╔══

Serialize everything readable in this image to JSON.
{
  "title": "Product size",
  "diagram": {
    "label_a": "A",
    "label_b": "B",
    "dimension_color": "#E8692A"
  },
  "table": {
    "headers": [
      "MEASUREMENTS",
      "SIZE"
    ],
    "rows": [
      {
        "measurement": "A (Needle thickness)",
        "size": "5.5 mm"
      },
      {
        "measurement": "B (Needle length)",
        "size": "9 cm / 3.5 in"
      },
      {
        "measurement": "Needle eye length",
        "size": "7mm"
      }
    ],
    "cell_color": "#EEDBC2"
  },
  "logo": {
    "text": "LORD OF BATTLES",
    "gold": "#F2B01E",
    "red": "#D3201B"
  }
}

╚══

Work to be completed -
Repeat each record exactly. Omit nothing.

Task answer -
Serialize everything readable in this image to JSON.
{
  "title": "Product size",
  "diagram": {
    "label_a": "A",
    "label_b": "B",
    "dimension_color": "#E8692A"
  },
  "table": {
    "headers": [
      "MEASUREMENTS",
      "SIZE"
    ],
    "rows": [
      {
        "measurement": "A (Needle thickness)",
        "size": "5.5 mm"
      },
      {
        "measurement": "B (Needle length)",
        "size": "9 cm / 3.5 in"
      },
      {
        "measurement": "Needle eye length",
        "size": "7mm"
      }
    ],
    "cell_color": "#EEDBC2"
  },
  "logo": {
    "text": "LORD OF BATTLES",
    "gold": "#F2B01E",
    "red": "#D3201B"
  }
}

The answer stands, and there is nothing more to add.